Stored entries
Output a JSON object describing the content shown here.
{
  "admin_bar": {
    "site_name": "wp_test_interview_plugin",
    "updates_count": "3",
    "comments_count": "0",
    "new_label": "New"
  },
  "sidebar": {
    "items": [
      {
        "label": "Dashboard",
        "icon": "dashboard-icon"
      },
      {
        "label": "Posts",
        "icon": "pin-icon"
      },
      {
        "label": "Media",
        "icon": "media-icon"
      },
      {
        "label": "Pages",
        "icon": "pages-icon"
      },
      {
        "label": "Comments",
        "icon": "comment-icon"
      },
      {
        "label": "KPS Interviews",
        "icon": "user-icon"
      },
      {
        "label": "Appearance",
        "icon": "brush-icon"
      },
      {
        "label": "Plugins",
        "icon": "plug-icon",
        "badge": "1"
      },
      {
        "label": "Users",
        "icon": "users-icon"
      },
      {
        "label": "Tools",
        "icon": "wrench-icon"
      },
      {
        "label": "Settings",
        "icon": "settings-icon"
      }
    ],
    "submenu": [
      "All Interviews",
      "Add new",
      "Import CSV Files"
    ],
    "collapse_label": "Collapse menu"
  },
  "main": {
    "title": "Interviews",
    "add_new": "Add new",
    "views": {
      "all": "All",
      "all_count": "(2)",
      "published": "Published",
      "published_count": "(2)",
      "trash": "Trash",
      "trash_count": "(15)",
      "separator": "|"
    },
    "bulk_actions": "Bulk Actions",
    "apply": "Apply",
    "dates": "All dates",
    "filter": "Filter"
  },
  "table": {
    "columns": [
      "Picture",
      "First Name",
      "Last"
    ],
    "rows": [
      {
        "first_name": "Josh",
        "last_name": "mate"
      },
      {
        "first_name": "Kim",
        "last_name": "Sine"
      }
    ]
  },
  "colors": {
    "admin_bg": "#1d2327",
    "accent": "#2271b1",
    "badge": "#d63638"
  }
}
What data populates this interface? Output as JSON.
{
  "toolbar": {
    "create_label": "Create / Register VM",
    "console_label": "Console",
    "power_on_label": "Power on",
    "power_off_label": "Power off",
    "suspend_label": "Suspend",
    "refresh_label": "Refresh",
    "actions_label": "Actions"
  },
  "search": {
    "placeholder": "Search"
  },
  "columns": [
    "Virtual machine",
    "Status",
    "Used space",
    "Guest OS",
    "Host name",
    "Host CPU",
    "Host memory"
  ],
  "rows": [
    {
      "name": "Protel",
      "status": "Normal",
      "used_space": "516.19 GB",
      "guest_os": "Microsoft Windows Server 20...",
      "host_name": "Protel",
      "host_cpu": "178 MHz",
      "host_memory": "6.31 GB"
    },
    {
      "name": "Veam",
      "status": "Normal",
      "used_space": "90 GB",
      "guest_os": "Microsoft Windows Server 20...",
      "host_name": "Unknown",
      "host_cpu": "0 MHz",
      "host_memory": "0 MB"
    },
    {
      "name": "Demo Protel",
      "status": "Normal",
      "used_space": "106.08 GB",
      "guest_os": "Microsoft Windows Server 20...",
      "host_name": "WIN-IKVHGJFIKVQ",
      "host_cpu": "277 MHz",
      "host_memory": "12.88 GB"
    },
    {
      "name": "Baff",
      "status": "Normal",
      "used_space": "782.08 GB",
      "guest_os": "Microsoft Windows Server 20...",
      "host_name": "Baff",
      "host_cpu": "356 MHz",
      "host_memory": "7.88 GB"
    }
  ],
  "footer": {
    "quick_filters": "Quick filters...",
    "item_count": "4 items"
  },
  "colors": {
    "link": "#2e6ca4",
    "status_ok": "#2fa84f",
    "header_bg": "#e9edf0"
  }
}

- **Request**
Copy all lines from the material that include "Output".

- **The response**
Output a JSON object describing the content shown here.
What data populates this interface? Output as JSON.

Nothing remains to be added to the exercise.